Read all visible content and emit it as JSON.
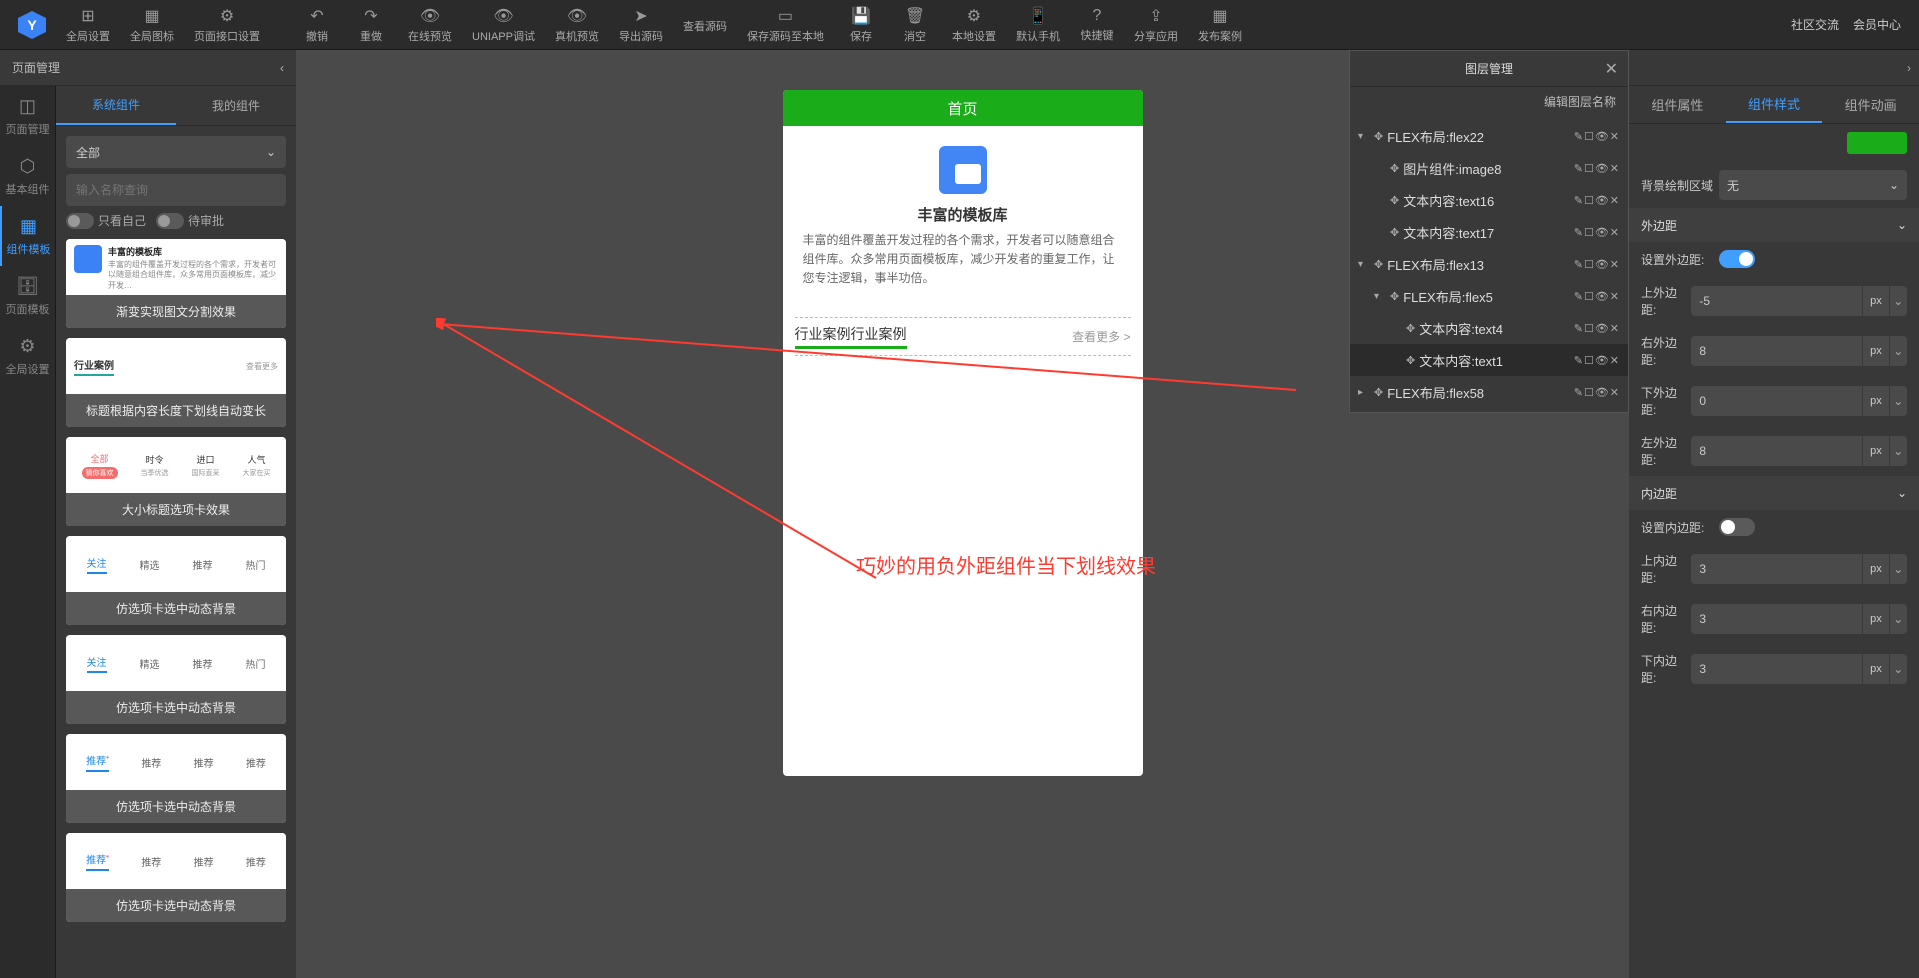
{
  "toolbar": {
    "items": [
      {
        "label": "全局设置",
        "icon": "⊞"
      },
      {
        "label": "全局图标",
        "icon": "▦"
      },
      {
        "label": "页面接口设置",
        "icon": "⚙"
      },
      {
        "label": "撤销",
        "icon": "↶"
      },
      {
        "label": "重做",
        "icon": "↷"
      },
      {
        "label": "在线预览",
        "icon": "👁"
      },
      {
        "label": "UNIAPP调试",
        "icon": "👁"
      },
      {
        "label": "真机预览",
        "icon": "👁"
      },
      {
        "label": "导出源码",
        "icon": "➤"
      },
      {
        "label": "查看源码",
        "icon": "</>"
      },
      {
        "label": "保存源码至本地",
        "icon": "▭"
      },
      {
        "label": "保存",
        "icon": "💾"
      },
      {
        "label": "消空",
        "icon": "🗑"
      },
      {
        "label": "本地设置",
        "icon": "⚙"
      },
      {
        "label": "默认手机",
        "icon": "📱"
      },
      {
        "label": "快捷键",
        "icon": "?"
      },
      {
        "label": "分享应用",
        "icon": "⇪"
      },
      {
        "label": "发布案例",
        "icon": "▦"
      }
    ],
    "right_links": [
      "社区交流",
      "会员中心"
    ]
  },
  "page_mgmt_title": "页面管理",
  "left_sidebar": [
    {
      "label": "页面管理",
      "icon": "◫"
    },
    {
      "label": "基本组件",
      "icon": "⬡"
    },
    {
      "label": "组件模板",
      "icon": "▦",
      "active": true
    },
    {
      "label": "页面模板",
      "icon": "🗄"
    },
    {
      "label": "全局设置",
      "icon": "⚙"
    }
  ],
  "component_tabs": [
    "系统组件",
    "我的组件"
  ],
  "component_tab_active": 0,
  "category_select": "全部",
  "search_placeholder": "输入名称查询",
  "toggle_labels": [
    "只看自己",
    "待审批"
  ],
  "templates": [
    {
      "type": "t1",
      "title": "丰富的模板库",
      "desc": "丰富的组件覆盖开发过程的各个需求，开发者可以随意组合组件库，众多常用页面模板库，减少开发…",
      "label": "渐变实现图文分割效果"
    },
    {
      "type": "title",
      "tleft": "行业案例",
      "tright": "查看更多",
      "label": "标题根据内容长度下划线自动变长"
    },
    {
      "type": "tabs1",
      "label": "大小标题选项卡效果",
      "cols": [
        {
          "main": "全部",
          "sub": "猜你喜欢",
          "active": true
        },
        {
          "main": "时令",
          "sub": "当季优选"
        },
        {
          "main": "进口",
          "sub": "国际直采"
        },
        {
          "main": "人气",
          "sub": "大家在买"
        }
      ]
    },
    {
      "type": "tabs2",
      "label": "仿选项卡选中动态背景",
      "cols": [
        "关注",
        "精选",
        "推荐",
        "热门"
      ],
      "active": 0
    },
    {
      "type": "tabs2",
      "label": "仿选项卡选中动态背景",
      "cols": [
        "关注",
        "精选",
        "推荐",
        "热门"
      ],
      "active": 0
    },
    {
      "type": "tabs2",
      "label": "仿选项卡选中动态背景",
      "cols": [
        "推荐",
        "推荐",
        "推荐",
        "推荐"
      ],
      "active": 0
    },
    {
      "type": "tabs2",
      "label": "仿选项卡选中动态背景",
      "cols": [
        "推荐",
        "推荐",
        "推荐",
        "推荐"
      ],
      "active": 0
    }
  ],
  "phone": {
    "header": "首页",
    "card_title": "丰富的模板库",
    "card_desc": "丰富的组件覆盖开发过程的各个需求，开发者可以随意组合组件库。众多常用页面模板库，减少开发者的重复工作，让您专注逻辑，事半功倍。",
    "section_title": "行业案例行业案例",
    "section_more": "查看更多 >"
  },
  "annotation": "巧妙的用负外距组件当下划线效果",
  "layer_panel": {
    "title": "图层管理",
    "edit_name": "编辑图层名称",
    "nodes": [
      {
        "depth": 0,
        "caret": "▾",
        "name": "FLEX布局:flex22"
      },
      {
        "depth": 1,
        "caret": "",
        "name": "图片组件:image8"
      },
      {
        "depth": 1,
        "caret": "",
        "name": "文本内容:text16"
      },
      {
        "depth": 1,
        "caret": "",
        "name": "文本内容:text17"
      },
      {
        "depth": 0,
        "caret": "▾",
        "name": "FLEX布局:flex13"
      },
      {
        "depth": 1,
        "caret": "▾",
        "name": "FLEX布局:flex5"
      },
      {
        "depth": 2,
        "caret": "",
        "name": "文本内容:text4"
      },
      {
        "depth": 2,
        "caret": "",
        "name": "文本内容:text1",
        "active": true
      },
      {
        "depth": 0,
        "caret": "▸",
        "name": "FLEX布局:flex58"
      }
    ],
    "action_icons": "✎☐👁✕"
  },
  "right_panel": {
    "tabs": [
      "组件属性",
      "组件样式",
      "组件动画"
    ],
    "tab_active": 1,
    "bg_area_label": "背景绘制区域",
    "bg_area_value": "无",
    "sections": {
      "outer": {
        "title": "外边距",
        "set_label": "设置外边距:",
        "set_on": true,
        "fields": [
          {
            "label": "上外边距:",
            "value": "-5",
            "unit": "px"
          },
          {
            "label": "右外边距:",
            "value": "8",
            "unit": "px"
          },
          {
            "label": "下外边距:",
            "value": "0",
            "unit": "px"
          },
          {
            "label": "左外边距:",
            "value": "8",
            "unit": "px"
          }
        ]
      },
      "inner": {
        "title": "内边距",
        "set_label": "设置内边距:",
        "set_on": false,
        "fields": [
          {
            "label": "上内边距:",
            "value": "3",
            "unit": "px"
          },
          {
            "label": "右内边距:",
            "value": "3",
            "unit": "px"
          },
          {
            "label": "下内边距:",
            "value": "3",
            "unit": "px"
          }
        ]
      }
    }
  }
}
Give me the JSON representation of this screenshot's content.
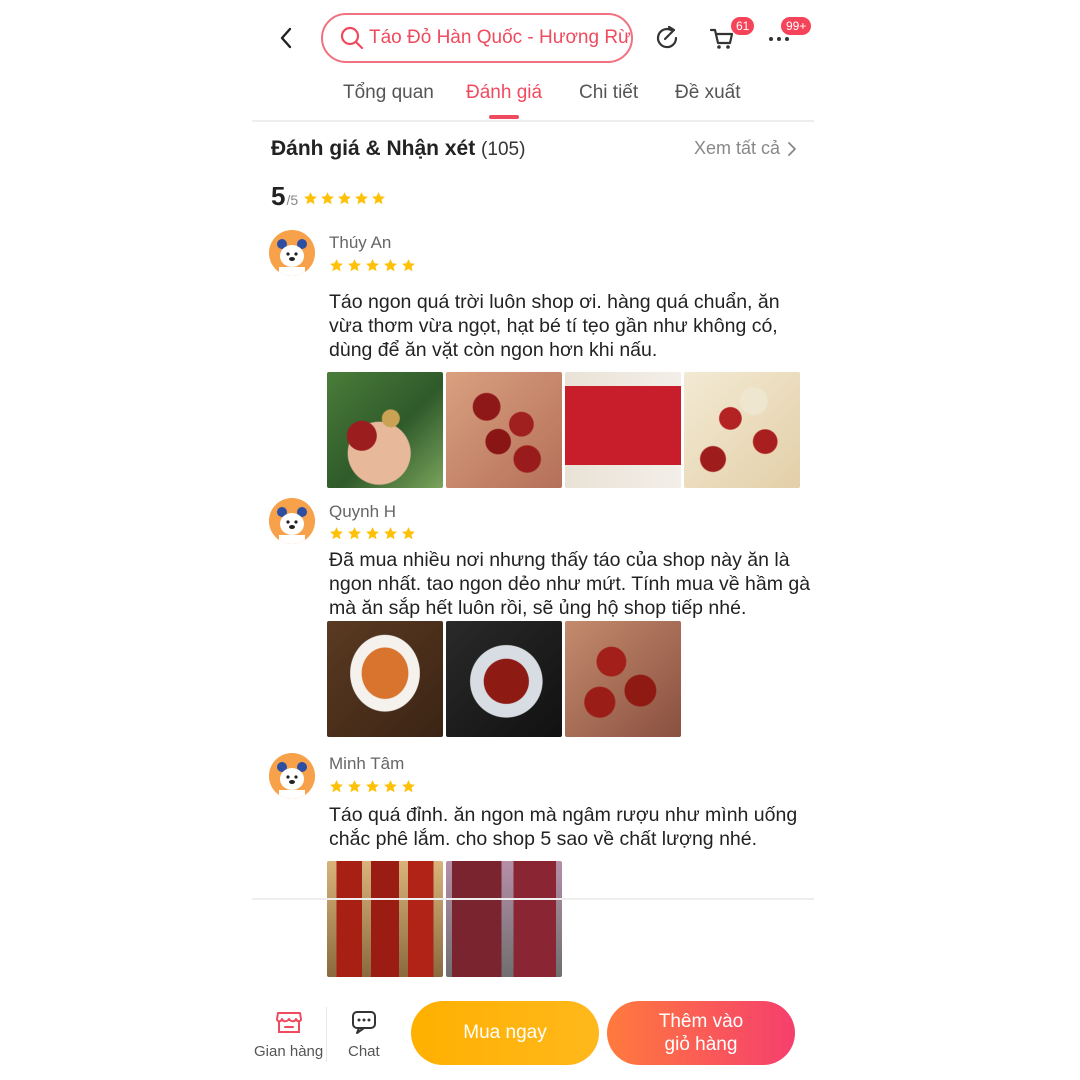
{
  "header": {
    "search_text": "Táo Đỏ Hàn Quốc - Hương Rừng",
    "cart_badge": "61",
    "more_badge": "99+"
  },
  "tabs": [
    {
      "label": "Tổng quan"
    },
    {
      "label": "Đánh giá"
    },
    {
      "label": "Chi tiết"
    },
    {
      "label": "Đề xuất"
    }
  ],
  "active_tab_index": 1,
  "ratings": {
    "title": "Đánh giá & Nhận xét",
    "count": "(105)",
    "see_all": "Xem tất cả",
    "score": "5",
    "score_max": "/5",
    "stars": 5
  },
  "reviews": [
    {
      "name": "Thúy An",
      "stars": 5,
      "text": "Táo ngon quá trời luôn shop ơi. hàng quá chuẩn, ăn vừa thơm vừa ngọt, hạt bé tí tẹo gần như không có, dùng để ăn vặt còn ngon hơn khi nấu.",
      "photo_count": 4
    },
    {
      "name": "Quynh H",
      "stars": 5,
      "text": "Đã mua nhiều nơi nhưng thấy táo của shop này ăn là ngon nhất. tao ngon dẻo như mứt. Tính mua về hầm gà mà ăn sắp hết luôn rồi, sẽ ủng hộ shop tiếp nhé.",
      "photo_count": 3
    },
    {
      "name": "Minh Tâm",
      "stars": 5,
      "text": "Táo quá đỉnh. ăn ngon mà ngâm rượu như mình uống chắc phê lắm. cho shop 5 sao về chất lượng nhé.",
      "photo_count": 2
    }
  ],
  "bottom_bar": {
    "store_label": "Gian hàng",
    "chat_label": "Chat",
    "buy_now": "Mua ngay",
    "add_to_cart": "Thêm vào\ngiỏ hàng"
  },
  "colors": {
    "accent": "#f04a5e",
    "star": "#ffc107",
    "buy_button": "#ffb000",
    "cart_button": "#f53f6e"
  },
  "icons": [
    "back-arrow-icon",
    "search-icon",
    "share-icon",
    "cart-icon",
    "more-icon",
    "star-icon",
    "chevron-right-icon",
    "store-icon",
    "chat-icon"
  ]
}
^^^^
**SHORT PROBLEM:** Reproduce the material in full, word for word, and omit the pictures.

**SOLUTION TO THIS PROBLEM:**
Read all visible content and emit it as JSON.
{
  "toolbar": {
    "items": [
      {
        "label": "全局设置",
        "icon": "⊞"
      },
      {
        "label": "全局图标",
        "icon": "▦"
      },
      {
        "label": "页面接口设置",
        "icon": "⚙"
      },
      {
        "label": "撤销",
        "icon": "↶"
      },
      {
        "label": "重做",
        "icon": "↷"
      },
      {
        "label": "在线预览",
        "icon": "👁"
      },
      {
        "label": "UNIAPP调试",
        "icon": "👁"
      },
      {
        "label": "真机预览",
        "icon": "👁"
      },
      {
        "label": "导出源码",
        "icon": "➤"
      },
      {
        "label": "查看源码",
        "icon": "</>"
      },
      {
        "label": "保存源码至本地",
        "icon": "▭"
      },
      {
        "label": "保存",
        "icon": "💾"
      },
      {
        "label": "消空",
        "icon": "🗑"
      },
      {
        "label": "本地设置",
        "icon": "⚙"
      },
      {
        "label": "默认手机",
        "icon": "📱"
      },
      {
        "label": "快捷键",
        "icon": "?"
      },
      {
        "label": "分享应用",
        "icon": "⇪"
      },
      {
        "label": "发布案例",
        "icon": "▦"
      }
    ],
    "right_links": [
      "社区交流",
      "会员中心"
    ]
  },
  "page_mgmt_title": "页面管理",
  "left_sidebar": [
    {
      "label": "页面管理",
      "icon": "◫"
    },
    {
      "label": "基本组件",
      "icon": "⬡"
    },
    {
      "label": "组件模板",
      "icon": "▦",
      "active": true
    },
    {
      "label": "页面模板",
      "icon": "🗄"
    },
    {
      "label": "全局设置",
      "icon": "⚙"
    }
  ],
  "component_tabs": [
    "系统组件",
    "我的组件"
  ],
  "component_tab_active": 0,
  "category_select": "全部",
  "search_placeholder": "输入名称查询",
  "toggle_labels": [
    "只看自己",
    "待审批"
  ],
  "templates": [
    {
      "type": "t1",
      "title": "丰富的模板库",
      "desc": "丰富的组件覆盖开发过程的各个需求，开发者可以随意组合组件库，众多常用页面模板库，减少开发…",
      "label": "渐变实现图文分割效果"
    },
    {
      "type": "title",
      "tleft": "行业案例",
      "tright": "查看更多",
      "label": "标题根据内容长度下划线自动变长"
    },
    {
      "type": "tabs1",
      "label": "大小标题选项卡效果",
      "cols": [
        {
          "main": "全部",
          "sub": "猜你喜欢",
          "active": true
        },
        {
          "main": "时令",
          "sub": "当季优选"
        },
        {
          "main": "进口",
          "sub": "国际直采"
        },
        {
          "main": "人气",
          "sub": "大家在买"
        }
      ]
    },
    {
      "type": "tabs2",
      "label": "仿选项卡选中动态背景",
      "cols": [
        "关注",
        "精选",
        "推荐",
        "热门"
      ],
      "active": 0
    },
    {
      "type": "tabs2",
      "label": "仿选项卡选中动态背景",
      "cols": [
        "关注",
        "精选",
        "推荐",
        "热门"
      ],
      "active": 0
    },
    {
      "type": "tabs2",
      "label": "仿选项卡选中动态背景",
      "cols": [
        "推荐",
        "推荐",
        "推荐",
        "推荐"
      ],
      "active": 0
    },
    {
      "type": "tabs2",
      "label": "仿选项卡选中动态背景",
      "cols": [
        "推荐",
        "推荐",
        "推荐",
        "推荐"
      ],
      "active": 0
    }
  ],
  "phone": {
    "header": "首页",
    "card_title": "丰富的模板库",
    "card_desc": "丰富的组件覆盖开发过程的各个需求，开发者可以随意组合组件库。众多常用页面模板库，减少开发者的重复工作，让您专注逻辑，事半功倍。",
    "section_title": "行业案例行业案例",
    "section_more": "查看更多 >"
  },
  "annotation": "巧妙的用负外距组件当下划线效果",
  "layer_panel": {
    "title": "图层管理",
    "edit_name": "编辑图层名称",
    "nodes": [
      {
        "depth": 0,
        "caret": "▾",
        "name": "FLEX布局:flex22"
      },
      {
        "depth": 1,
        "caret": "",
        "name": "图片组件:image8"
      },
      {
        "depth": 1,
        "caret": "",
        "name": "文本内容:text16"
      },
      {
        "depth": 1,
        "caret": "",
        "name": "文本内容:text17"
      },
      {
        "depth": 0,
        "caret": "▾",
        "name": "FLEX布局:flex13"
      },
      {
        "depth": 1,
        "caret": "▾",
        "name": "FLEX布局:flex5"
      },
      {
        "depth": 2,
        "caret": "",
        "name": "文本内容:text4"
      },
      {
        "depth": 2,
        "caret": "",
        "name": "文本内容:text1",
        "active": true
      },
      {
        "depth": 0,
        "caret": "▸",
        "name": "FLEX布局:flex58"
      }
    ],
    "action_icons": "✎☐👁✕"
  },
  "right_panel": {
    "tabs": [
      "组件属性",
      "组件样式",
      "组件动画"
    ],
    "tab_active": 1,
    "bg_area_label": "背景绘制区域",
    "bg_area_value": "无",
    "sections": {
      "outer": {
        "title": "外边距",
        "set_label": "设置外边距:",
        "set_on": true,
        "fields": [
          {
            "label": "上外边距:",
            "value": "-5",
            "unit": "px"
          },
          {
            "label": "右外边距:",
            "value": "8",
            "unit": "px"
          },
          {
            "label": "下外边距:",
            "value": "0",
            "unit": "px"
          },
          {
            "label": "左外边距:",
            "value": "8",
            "unit": "px"
          }
        ]
      },
      "inner": {
        "title": "内边距",
        "set_label": "设置内边距:",
        "set_on": false,
        "fields": [
          {
            "label": "上内边距:",
            "value": "3",
            "unit": "px"
          },
          {
            "label": "右内边距:",
            "value": "3",
            "unit": "px"
          },
          {
            "label": "下内边距:",
            "value": "3",
            "unit": "px"
          }
        ]
      }
    }
  }
}
Give me the JSON representation of this screenshot's content.
{
  "header": {
    "search_text": "Táo Đỏ Hàn Quốc - Hương Rừng",
    "cart_badge": "61",
    "more_badge": "99+"
  },
  "tabs": [
    {
      "label": "Tổng quan"
    },
    {
      "label": "Đánh giá"
    },
    {
      "label": "Chi tiết"
    },
    {
      "label": "Đề xuất"
    }
  ],
  "active_tab_index": 1,
  "ratings": {
    "title": "Đánh giá & Nhận xét",
    "count": "(105)",
    "see_all": "Xem tất cả",
    "score": "5",
    "score_max": "/5",
    "stars": 5
  },
  "reviews": [
    {
      "name": "Thúy An",
      "stars": 5,
      "text": "Táo ngon quá trời luôn shop ơi. hàng quá chuẩn, ăn vừa thơm vừa ngọt, hạt bé tí tẹo gần như không có, dùng để ăn vặt còn ngon hơn khi nấu.",
      "photo_count": 4
    },
    {
      "name": "Quynh H",
      "stars": 5,
      "text": "Đã mua nhiều nơi nhưng thấy táo của shop này ăn là ngon nhất. tao ngon dẻo như mứt. Tính mua về hầm gà mà ăn sắp hết luôn rồi, sẽ ủng hộ shop tiếp nhé.",
      "photo_count": 3
    },
    {
      "name": "Minh Tâm",
      "stars": 5,
      "text": "Táo quá đỉnh. ăn ngon mà ngâm rượu như mình uống chắc phê lắm. cho shop 5 sao về chất lượng nhé.",
      "photo_count": 2
    }
  ],
  "bottom_bar": {
    "store_label": "Gian hàng",
    "chat_label": "Chat",
    "buy_now": "Mua ngay",
    "add_to_cart": "Thêm vào\ngiỏ hàng"
  },
  "colors": {
    "accent": "#f04a5e",
    "star": "#ffc107",
    "buy_button": "#ffb000",
    "cart_button": "#f53f6e"
  },
  "icons": [
    "back-arrow-icon",
    "search-icon",
    "share-icon",
    "cart-icon",
    "more-icon",
    "star-icon",
    "chevron-right-icon",
    "store-icon",
    "chat-icon"
  ]
}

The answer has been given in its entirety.